• [Instructions for the task] Where a line contains the word "nAIR", copy that line in full.
※ ※ ※
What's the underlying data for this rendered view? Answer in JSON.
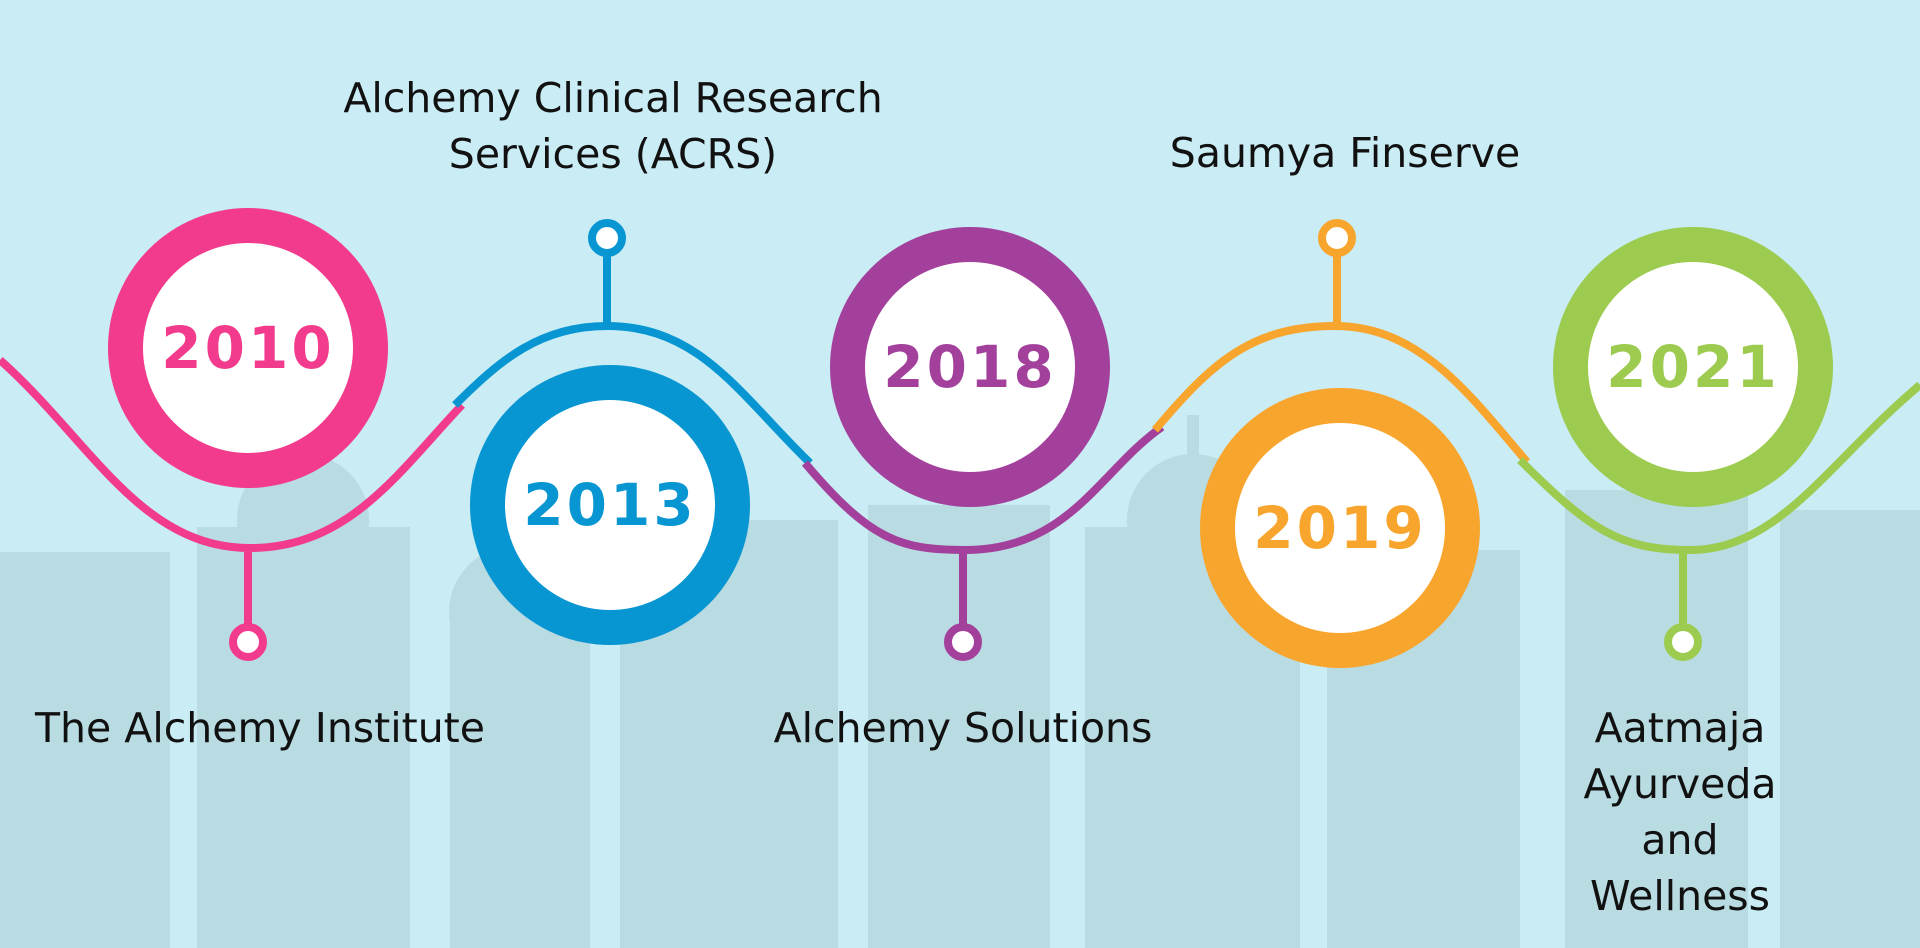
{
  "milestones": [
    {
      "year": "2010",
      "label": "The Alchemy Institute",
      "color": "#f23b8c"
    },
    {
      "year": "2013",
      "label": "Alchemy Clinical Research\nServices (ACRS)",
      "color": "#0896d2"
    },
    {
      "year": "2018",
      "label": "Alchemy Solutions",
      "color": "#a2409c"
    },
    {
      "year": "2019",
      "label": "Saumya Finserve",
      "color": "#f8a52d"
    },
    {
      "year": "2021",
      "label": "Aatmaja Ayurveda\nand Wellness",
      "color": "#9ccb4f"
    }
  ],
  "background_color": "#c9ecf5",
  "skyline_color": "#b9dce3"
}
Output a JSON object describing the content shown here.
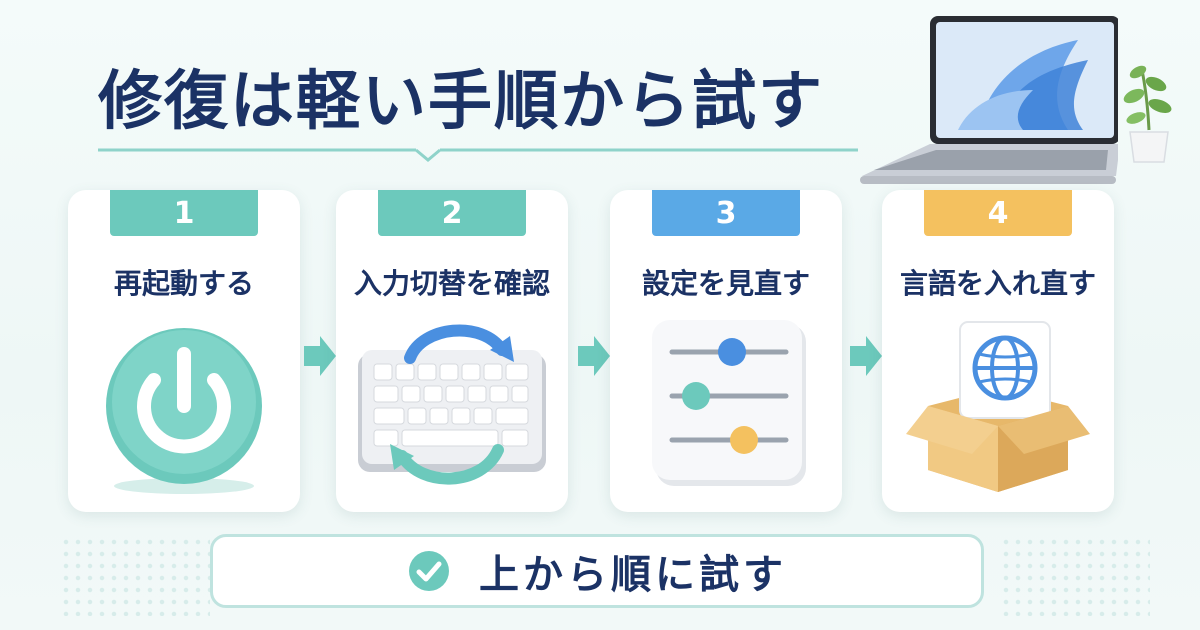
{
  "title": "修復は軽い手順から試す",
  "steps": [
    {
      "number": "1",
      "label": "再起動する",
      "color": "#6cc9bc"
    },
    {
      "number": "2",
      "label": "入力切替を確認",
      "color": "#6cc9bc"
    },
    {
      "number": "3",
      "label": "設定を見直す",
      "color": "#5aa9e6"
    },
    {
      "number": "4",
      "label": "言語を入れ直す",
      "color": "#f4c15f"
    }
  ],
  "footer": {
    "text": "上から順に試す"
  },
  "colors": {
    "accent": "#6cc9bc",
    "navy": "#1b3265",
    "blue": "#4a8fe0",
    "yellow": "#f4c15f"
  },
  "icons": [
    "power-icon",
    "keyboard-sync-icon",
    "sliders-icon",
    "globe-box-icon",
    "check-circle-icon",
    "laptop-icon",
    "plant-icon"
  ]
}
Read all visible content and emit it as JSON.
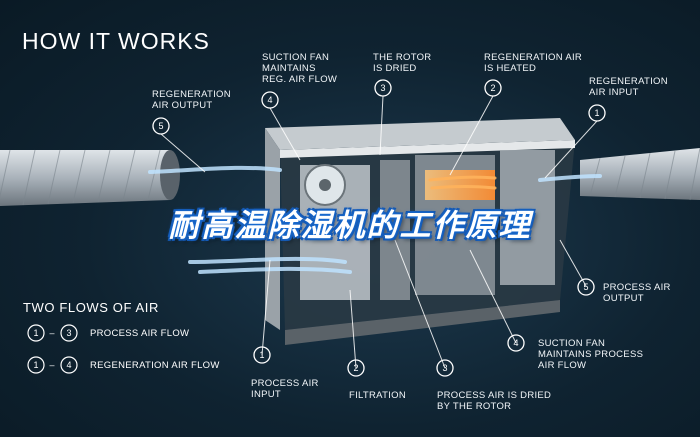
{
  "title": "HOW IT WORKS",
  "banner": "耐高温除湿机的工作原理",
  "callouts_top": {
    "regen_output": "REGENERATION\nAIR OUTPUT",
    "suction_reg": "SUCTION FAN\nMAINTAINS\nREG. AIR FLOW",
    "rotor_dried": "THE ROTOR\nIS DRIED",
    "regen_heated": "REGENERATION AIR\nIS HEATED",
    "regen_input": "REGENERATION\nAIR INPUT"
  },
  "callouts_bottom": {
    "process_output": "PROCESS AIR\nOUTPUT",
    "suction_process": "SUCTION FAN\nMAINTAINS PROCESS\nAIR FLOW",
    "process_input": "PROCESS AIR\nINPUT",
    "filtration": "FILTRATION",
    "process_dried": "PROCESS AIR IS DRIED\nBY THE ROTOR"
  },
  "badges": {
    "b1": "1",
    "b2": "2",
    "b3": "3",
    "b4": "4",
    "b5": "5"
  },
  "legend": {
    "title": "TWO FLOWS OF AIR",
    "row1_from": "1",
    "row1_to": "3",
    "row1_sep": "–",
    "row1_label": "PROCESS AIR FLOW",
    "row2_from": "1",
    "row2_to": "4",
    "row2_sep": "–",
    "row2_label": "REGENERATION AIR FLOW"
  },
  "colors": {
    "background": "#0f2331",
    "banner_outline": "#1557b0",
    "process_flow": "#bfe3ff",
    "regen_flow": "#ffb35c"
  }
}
※ ※ ※
• [Exercise answer]
    "regen_output": "REGENERATION\nAIR OUTPUT",
    "regen_input": "REGENERATION\nAIR INPUT"
    "suction_process": "SUCTION FAN\nMAINTAINS PROCESS\nAIR FLOW",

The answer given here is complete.